Extracted records

—————

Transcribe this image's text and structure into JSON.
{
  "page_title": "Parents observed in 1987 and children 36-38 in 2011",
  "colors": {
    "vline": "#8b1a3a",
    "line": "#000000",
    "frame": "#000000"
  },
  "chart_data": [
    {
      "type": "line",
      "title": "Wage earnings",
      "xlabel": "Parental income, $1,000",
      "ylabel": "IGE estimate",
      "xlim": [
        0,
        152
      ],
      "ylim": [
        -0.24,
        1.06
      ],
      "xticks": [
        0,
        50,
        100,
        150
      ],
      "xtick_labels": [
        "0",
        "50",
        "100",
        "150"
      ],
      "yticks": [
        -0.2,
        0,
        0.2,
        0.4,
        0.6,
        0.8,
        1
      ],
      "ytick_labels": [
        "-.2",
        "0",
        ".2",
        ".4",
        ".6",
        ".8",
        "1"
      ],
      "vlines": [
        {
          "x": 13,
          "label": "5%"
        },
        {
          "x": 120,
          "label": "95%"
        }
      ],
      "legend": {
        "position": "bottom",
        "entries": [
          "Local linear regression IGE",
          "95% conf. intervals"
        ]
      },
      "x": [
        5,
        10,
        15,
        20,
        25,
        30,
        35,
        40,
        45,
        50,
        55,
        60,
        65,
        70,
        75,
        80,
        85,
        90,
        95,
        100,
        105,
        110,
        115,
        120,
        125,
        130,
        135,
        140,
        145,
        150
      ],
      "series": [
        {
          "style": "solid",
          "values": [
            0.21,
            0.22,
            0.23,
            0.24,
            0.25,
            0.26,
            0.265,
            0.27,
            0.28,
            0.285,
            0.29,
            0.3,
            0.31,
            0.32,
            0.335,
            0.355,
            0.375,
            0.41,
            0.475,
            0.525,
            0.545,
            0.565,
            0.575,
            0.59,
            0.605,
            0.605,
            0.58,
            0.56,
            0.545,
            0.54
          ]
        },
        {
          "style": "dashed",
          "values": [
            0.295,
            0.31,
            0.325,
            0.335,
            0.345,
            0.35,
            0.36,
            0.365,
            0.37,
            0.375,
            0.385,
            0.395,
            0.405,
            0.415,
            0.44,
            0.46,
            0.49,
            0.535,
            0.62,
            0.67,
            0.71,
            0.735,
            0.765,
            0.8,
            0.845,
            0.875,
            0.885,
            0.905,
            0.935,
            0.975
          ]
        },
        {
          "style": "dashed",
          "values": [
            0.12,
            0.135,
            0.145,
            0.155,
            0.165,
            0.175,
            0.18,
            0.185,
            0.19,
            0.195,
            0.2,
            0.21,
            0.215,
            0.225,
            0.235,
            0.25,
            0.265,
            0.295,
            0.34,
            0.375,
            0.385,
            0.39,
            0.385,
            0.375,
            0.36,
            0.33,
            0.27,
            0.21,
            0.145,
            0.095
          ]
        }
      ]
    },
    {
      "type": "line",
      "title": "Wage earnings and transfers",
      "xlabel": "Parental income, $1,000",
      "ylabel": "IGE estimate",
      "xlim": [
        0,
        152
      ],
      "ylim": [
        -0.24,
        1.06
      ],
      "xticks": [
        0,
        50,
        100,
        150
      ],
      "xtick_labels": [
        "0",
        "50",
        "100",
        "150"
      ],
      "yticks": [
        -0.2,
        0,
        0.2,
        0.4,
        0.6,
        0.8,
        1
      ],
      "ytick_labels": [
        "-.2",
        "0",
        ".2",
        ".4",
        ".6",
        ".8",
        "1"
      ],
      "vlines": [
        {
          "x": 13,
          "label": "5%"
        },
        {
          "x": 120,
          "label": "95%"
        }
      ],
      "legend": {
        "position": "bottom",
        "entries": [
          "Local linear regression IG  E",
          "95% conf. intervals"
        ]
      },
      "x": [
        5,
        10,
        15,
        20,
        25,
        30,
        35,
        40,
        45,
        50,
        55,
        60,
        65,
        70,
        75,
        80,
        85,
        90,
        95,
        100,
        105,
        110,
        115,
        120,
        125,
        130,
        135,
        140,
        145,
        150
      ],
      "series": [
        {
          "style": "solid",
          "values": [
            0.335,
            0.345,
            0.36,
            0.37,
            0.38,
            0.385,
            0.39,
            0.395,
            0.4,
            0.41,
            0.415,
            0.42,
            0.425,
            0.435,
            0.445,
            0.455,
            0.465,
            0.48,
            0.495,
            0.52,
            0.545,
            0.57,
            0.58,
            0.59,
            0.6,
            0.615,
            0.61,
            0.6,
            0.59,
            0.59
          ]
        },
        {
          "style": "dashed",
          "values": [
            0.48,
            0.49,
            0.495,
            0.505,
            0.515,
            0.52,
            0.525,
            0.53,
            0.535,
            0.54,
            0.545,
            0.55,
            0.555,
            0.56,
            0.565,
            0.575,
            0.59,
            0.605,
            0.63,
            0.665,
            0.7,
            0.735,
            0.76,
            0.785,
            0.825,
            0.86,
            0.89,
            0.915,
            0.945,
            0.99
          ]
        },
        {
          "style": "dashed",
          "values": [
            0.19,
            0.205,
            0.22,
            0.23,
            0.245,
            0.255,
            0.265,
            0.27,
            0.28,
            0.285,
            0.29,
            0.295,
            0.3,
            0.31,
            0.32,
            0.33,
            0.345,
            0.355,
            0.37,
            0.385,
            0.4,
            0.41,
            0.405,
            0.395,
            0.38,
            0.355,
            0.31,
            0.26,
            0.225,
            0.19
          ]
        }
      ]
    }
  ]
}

—————

## Instructions for the task
Please quote the records above exactly, without skipping a line.

## Complete answer
Transcribe this image's text and structure into JSON.
{
  "page_title": "Parents observed in 1987 and children 36-38 in 2011",
  "colors": {
    "vline": "#8b1a3a",
    "line": "#000000",
    "frame": "#000000"
  },
  "chart_data": [
    {
      "type": "line",
      "title": "Wage earnings",
      "xlabel": "Parental income, $1,000",
      "ylabel": "IGE estimate",
      "xlim": [
        0,
        152
      ],
      "ylim": [
        -0.24,
        1.06
      ],
      "xticks": [
        0,
        50,
        100,
        150
      ],
      "xtick_labels": [
        "0",
        "50",
        "100",
        "150"
      ],
      "yticks": [
        -0.2,
        0,
        0.2,
        0.4,
        0.6,
        0.8,
        1
      ],
      "ytick_labels": [
        "-.2",
        "0",
        ".2",
        ".4",
        ".6",
        ".8",
        "1"
      ],
      "vlines": [
        {
          "x": 13,
          "label": "5%"
        },
        {
          "x": 120,
          "label": "95%"
        }
      ],
      "legend": {
        "position": "bottom",
        "entries": [
          "Local linear regression IGE",
          "95% conf. intervals"
        ]
      },
      "x": [
        5,
        10,
        15,
        20,
        25,
        30,
        35,
        40,
        45,
        50,
        55,
        60,
        65,
        70,
        75,
        80,
        85,
        90,
        95,
        100,
        105,
        110,
        115,
        120,
        125,
        130,
        135,
        140,
        145,
        150
      ],
      "series": [
        {
          "style": "solid",
          "values": [
            0.21,
            0.22,
            0.23,
            0.24,
            0.25,
            0.26,
            0.265,
            0.27,
            0.28,
            0.285,
            0.29,
            0.3,
            0.31,
            0.32,
            0.335,
            0.355,
            0.375,
            0.41,
            0.475,
            0.525,
            0.545,
            0.565,
            0.575,
            0.59,
            0.605,
            0.605,
            0.58,
            0.56,
            0.545,
            0.54
          ]
        },
        {
          "style": "dashed",
          "values": [
            0.295,
            0.31,
            0.325,
            0.335,
            0.345,
            0.35,
            0.36,
            0.365,
            0.37,
            0.375,
            0.385,
            0.395,
            0.405,
            0.415,
            0.44,
            0.46,
            0.49,
            0.535,
            0.62,
            0.67,
            0.71,
            0.735,
            0.765,
            0.8,
            0.845,
            0.875,
            0.885,
            0.905,
            0.935,
            0.975
          ]
        },
        {
          "style": "dashed",
          "values": [
            0.12,
            0.135,
            0.145,
            0.155,
            0.165,
            0.175,
            0.18,
            0.185,
            0.19,
            0.195,
            0.2,
            0.21,
            0.215,
            0.225,
            0.235,
            0.25,
            0.265,
            0.295,
            0.34,
            0.375,
            0.385,
            0.39,
            0.385,
            0.375,
            0.36,
            0.33,
            0.27,
            0.21,
            0.145,
            0.095
          ]
        }
      ]
    },
    {
      "type": "line",
      "title": "Wage earnings and transfers",
      "xlabel": "Parental income, $1,000",
      "ylabel": "IGE estimate",
      "xlim": [
        0,
        152
      ],
      "ylim": [
        -0.24,
        1.06
      ],
      "xticks": [
        0,
        50,
        100,
        150
      ],
      "xtick_labels": [
        "0",
        "50",
        "100",
        "150"
      ],
      "yticks": [
        -0.2,
        0,
        0.2,
        0.4,
        0.6,
        0.8,
        1
      ],
      "ytick_labels": [
        "-.2",
        "0",
        ".2",
        ".4",
        ".6",
        ".8",
        "1"
      ],
      "vlines": [
        {
          "x": 13,
          "label": "5%"
        },
        {
          "x": 120,
          "label": "95%"
        }
      ],
      "legend": {
        "position": "bottom",
        "entries": [
          "Local linear regression IG  E",
          "95% conf. intervals"
        ]
      },
      "x": [
        5,
        10,
        15,
        20,
        25,
        30,
        35,
        40,
        45,
        50,
        55,
        60,
        65,
        70,
        75,
        80,
        85,
        90,
        95,
        100,
        105,
        110,
        115,
        120,
        125,
        130,
        135,
        140,
        145,
        150
      ],
      "series": [
        {
          "style": "solid",
          "values": [
            0.335,
            0.345,
            0.36,
            0.37,
            0.38,
            0.385,
            0.39,
            0.395,
            0.4,
            0.41,
            0.415,
            0.42,
            0.425,
            0.435,
            0.445,
            0.455,
            0.465,
            0.48,
            0.495,
            0.52,
            0.545,
            0.57,
            0.58,
            0.59,
            0.6,
            0.615,
            0.61,
            0.6,
            0.59,
            0.59
          ]
        },
        {
          "style": "dashed",
          "values": [
            0.48,
            0.49,
            0.495,
            0.505,
            0.515,
            0.52,
            0.525,
            0.53,
            0.535,
            0.54,
            0.545,
            0.55,
            0.555,
            0.56,
            0.565,
            0.575,
            0.59,
            0.605,
            0.63,
            0.665,
            0.7,
            0.735,
            0.76,
            0.785,
            0.825,
            0.86,
            0.89,
            0.915,
            0.945,
            0.99
          ]
        },
        {
          "style": "dashed",
          "values": [
            0.19,
            0.205,
            0.22,
            0.23,
            0.245,
            0.255,
            0.265,
            0.27,
            0.28,
            0.285,
            0.29,
            0.295,
            0.3,
            0.31,
            0.32,
            0.33,
            0.345,
            0.355,
            0.37,
            0.385,
            0.4,
            0.41,
            0.405,
            0.395,
            0.38,
            0.355,
            0.31,
            0.26,
            0.225,
            0.19
          ]
        }
      ]
    }
  ]
}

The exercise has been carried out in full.